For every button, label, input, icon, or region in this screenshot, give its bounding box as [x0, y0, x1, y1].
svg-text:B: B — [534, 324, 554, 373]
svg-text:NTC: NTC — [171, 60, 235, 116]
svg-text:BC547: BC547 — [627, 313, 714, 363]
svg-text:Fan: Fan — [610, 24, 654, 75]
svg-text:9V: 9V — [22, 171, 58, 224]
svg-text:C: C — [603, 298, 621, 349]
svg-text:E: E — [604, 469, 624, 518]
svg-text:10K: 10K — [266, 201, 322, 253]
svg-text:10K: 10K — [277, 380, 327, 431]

□ □ □ □

▶ **What this task involves**:
Copy every line of the listing above without changing a single character.

▶ **Task result**:
For every button, label, input, icon, or region in this screenshot, give its bounding box as [x0, y0, x1, y1].
svg-text:B: B — [534, 324, 554, 373]
svg-text:NTC: NTC — [171, 60, 235, 116]
svg-text:BC547: BC547 — [627, 313, 714, 363]
svg-text:Fan: Fan — [610, 24, 654, 75]
svg-text:9V: 9V — [22, 171, 58, 224]
svg-text:C: C — [603, 298, 621, 349]
svg-text:E: E — [604, 469, 624, 518]
svg-text:10K: 10K — [266, 201, 322, 253]
svg-text:10K: 10K — [277, 380, 327, 431]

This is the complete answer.